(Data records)
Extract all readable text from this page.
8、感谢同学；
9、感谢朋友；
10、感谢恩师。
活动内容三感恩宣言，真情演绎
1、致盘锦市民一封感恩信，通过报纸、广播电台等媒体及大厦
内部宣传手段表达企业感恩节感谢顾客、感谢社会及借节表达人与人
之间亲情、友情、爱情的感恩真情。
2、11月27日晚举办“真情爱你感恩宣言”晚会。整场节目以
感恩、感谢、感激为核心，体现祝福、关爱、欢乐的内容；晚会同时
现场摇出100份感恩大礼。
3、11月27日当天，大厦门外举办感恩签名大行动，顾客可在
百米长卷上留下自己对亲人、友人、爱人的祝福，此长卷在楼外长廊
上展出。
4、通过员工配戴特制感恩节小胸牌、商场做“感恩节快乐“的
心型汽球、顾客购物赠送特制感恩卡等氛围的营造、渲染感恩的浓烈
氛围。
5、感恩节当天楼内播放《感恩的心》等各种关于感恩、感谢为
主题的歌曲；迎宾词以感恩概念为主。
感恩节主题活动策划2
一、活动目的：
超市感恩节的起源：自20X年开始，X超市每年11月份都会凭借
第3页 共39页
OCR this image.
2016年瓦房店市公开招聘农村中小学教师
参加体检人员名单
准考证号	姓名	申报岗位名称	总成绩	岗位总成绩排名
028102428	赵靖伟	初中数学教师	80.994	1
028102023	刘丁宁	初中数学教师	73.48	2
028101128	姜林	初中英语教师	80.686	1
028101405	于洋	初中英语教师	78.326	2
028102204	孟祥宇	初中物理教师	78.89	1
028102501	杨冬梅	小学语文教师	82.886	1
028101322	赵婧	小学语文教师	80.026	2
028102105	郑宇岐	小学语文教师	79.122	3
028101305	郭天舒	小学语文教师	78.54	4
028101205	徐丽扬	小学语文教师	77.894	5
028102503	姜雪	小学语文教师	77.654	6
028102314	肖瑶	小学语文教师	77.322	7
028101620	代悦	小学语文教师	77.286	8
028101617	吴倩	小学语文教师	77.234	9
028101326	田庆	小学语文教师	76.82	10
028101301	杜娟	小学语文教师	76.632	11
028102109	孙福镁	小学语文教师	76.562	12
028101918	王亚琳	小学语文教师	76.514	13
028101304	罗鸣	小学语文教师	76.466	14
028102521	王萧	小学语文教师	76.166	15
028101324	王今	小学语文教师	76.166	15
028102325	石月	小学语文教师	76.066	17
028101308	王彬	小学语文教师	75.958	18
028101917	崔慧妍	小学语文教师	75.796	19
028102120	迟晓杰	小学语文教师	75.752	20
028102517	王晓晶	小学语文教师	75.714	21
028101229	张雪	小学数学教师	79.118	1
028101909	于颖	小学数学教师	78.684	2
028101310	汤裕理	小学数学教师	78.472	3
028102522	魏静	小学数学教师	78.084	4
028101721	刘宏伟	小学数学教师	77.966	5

■ **Set problem**
Copy each line of the data exactly, leaving nothing out.

■ **Solution to this task**
Extract all readable text from this page.
8、感谢同学；
9、感谢朋友；
10、感谢恩师。
活动内容三感恩宣言，真情演绎
1、致盘锦市民一封感恩信，通过报纸、广播电台等媒体及大厦
内部宣传手段表达企业感恩节感谢顾客、感谢社会及借节表达人与人
之间亲情、友情、爱情的感恩真情。
2、11月27日晚举办“真情爱你感恩宣言”晚会。整场节目以
感恩、感谢、感激为核心，体现祝福、关爱、欢乐的内容；晚会同时
现场摇出100份感恩大礼。
3、11月27日当天，大厦门外举办感恩签名大行动，顾客可在
百米长卷上留下自己对亲人、友人、爱人的祝福，此长卷在楼外长廊
上展出。
4、通过员工配戴特制感恩节小胸牌、商场做“感恩节快乐“的
心型汽球、顾客购物赠送特制感恩卡等氛围的营造、渲染感恩的浓烈
氛围。
5、感恩节当天楼内播放《感恩的心》等各种关于感恩、感谢为
主题的歌曲；迎宾词以感恩概念为主。
感恩节主题活动策划2
一、活动目的：
超市感恩节的起源：自20X年开始，X超市每年11月份都会凭借
第3页 共39页
OCR this image.
2016年瓦房店市公开招聘农村中小学教师
参加体检人员名单
准考证号	姓名	申报岗位名称	总成绩	岗位总成绩排名
028102428	赵靖伟	初中数学教师	80.994	1
028102023	刘丁宁	初中数学教师	73.48	2
028101128	姜林	初中英语教师	80.686	1
028101405	于洋	初中英语教师	78.326	2
028102204	孟祥宇	初中物理教师	78.89	1
028102501	杨冬梅	小学语文教师	82.886	1
028101322	赵婧	小学语文教师	80.026	2
028102105	郑宇岐	小学语文教师	79.122	3
028101305	郭天舒	小学语文教师	78.54	4
028101205	徐丽扬	小学语文教师	77.894	5
028102503	姜雪	小学语文教师	77.654	6
028102314	肖瑶	小学语文教师	77.322	7
028101620	代悦	小学语文教师	77.286	8
028101617	吴倩	小学语文教师	77.234	9
028101326	田庆	小学语文教师	76.82	10
028101301	杜娟	小学语文教师	76.632	11
028102109	孙福镁	小学语文教师	76.562	12
028101918	王亚琳	小学语文教师	76.514	13
028101304	罗鸣	小学语文教师	76.466	14
028102521	王萧	小学语文教师	76.166	15
028101324	王今	小学语文教师	76.166	15
028102325	石月	小学语文教师	76.066	17
028101308	王彬	小学语文教师	75.958	18
028101917	崔慧妍	小学语文教师	75.796	19
028102120	迟晓杰	小学语文教师	75.752	20
028102517	王晓晶	小学语文教师	75.714	21
028101229	张雪	小学数学教师	79.118	1
028101909	于颖	小学数学教师	78.684	2
028101310	汤裕理	小学数学教师	78.472	3
028102522	魏静	小学数学教师	78.084	4
028101721	刘宏伟	小学数学教师	77.966	5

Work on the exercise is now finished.